EXERCISE
Convert every line of the items below into a Markdown table with two columns, No. and Text, numbering the lines in order. Leave out blank lines and the pictures.
# # #
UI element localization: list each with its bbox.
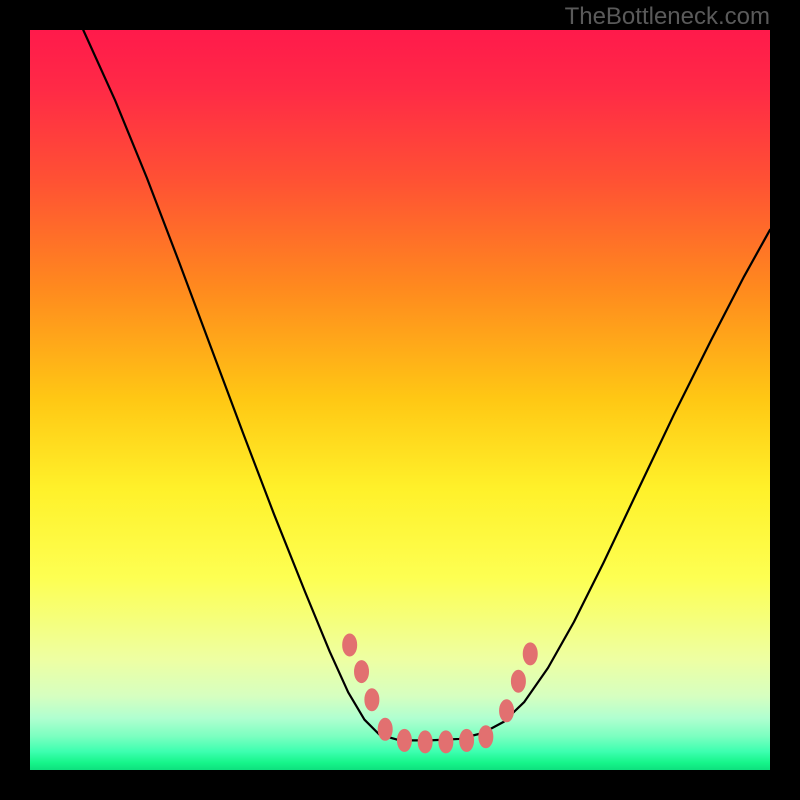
chart-frame: TheBottleneck.com [0, 0, 800, 800]
curve-marker [365, 689, 379, 711]
curve-marker [460, 729, 474, 751]
curve-marker [523, 643, 537, 665]
curve-marker [397, 729, 411, 751]
curve-marker [355, 661, 369, 683]
bottleneck-curve-chart [30, 30, 770, 770]
curve-marker [500, 700, 514, 722]
curve-marker [418, 731, 432, 753]
curve-marker [378, 718, 392, 740]
gradient-background [30, 30, 770, 770]
curve-marker [343, 634, 357, 656]
curve-marker [511, 670, 525, 692]
watermark-text: TheBottleneck.com [565, 3, 770, 31]
curve-marker [479, 726, 493, 748]
curve-marker [439, 731, 453, 753]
# # #
TASK RESPONSE
| No. | Text |
|---|---|
| 1 | UI element localization: list each with its bbox. |
| 2 | chart-frame: TheBottleneck.com [0, 0, 800, 800] |
| 3 | curve-marker [365, 689, 379, 711] |
| 4 | curve-marker [460, 729, 474, 751] |
| 5 | curve-marker [523, 643, 537, 665] |
| 6 | curve-marker [397, 729, 411, 751] |
| 7 | curve-marker [355, 661, 369, 683] |
| 8 | bottleneck-curve-chart [30, 30, 770, 770] |
| 9 | curve-marker [500, 700, 514, 722] |
| 10 | curve-marker [418, 731, 432, 753] |
| 11 | curve-marker [378, 718, 392, 740] |
| 12 | gradient-background [30, 30, 770, 770] |
| 13 | curve-marker [343, 634, 357, 656] |
| 14 | curve-marker [511, 670, 525, 692] |
| 15 | watermark-text: TheBottleneck.com [565, 3, 770, 31] |
| 16 | curve-marker [479, 726, 493, 748] |
| 17 | curve-marker [439, 731, 453, 753] |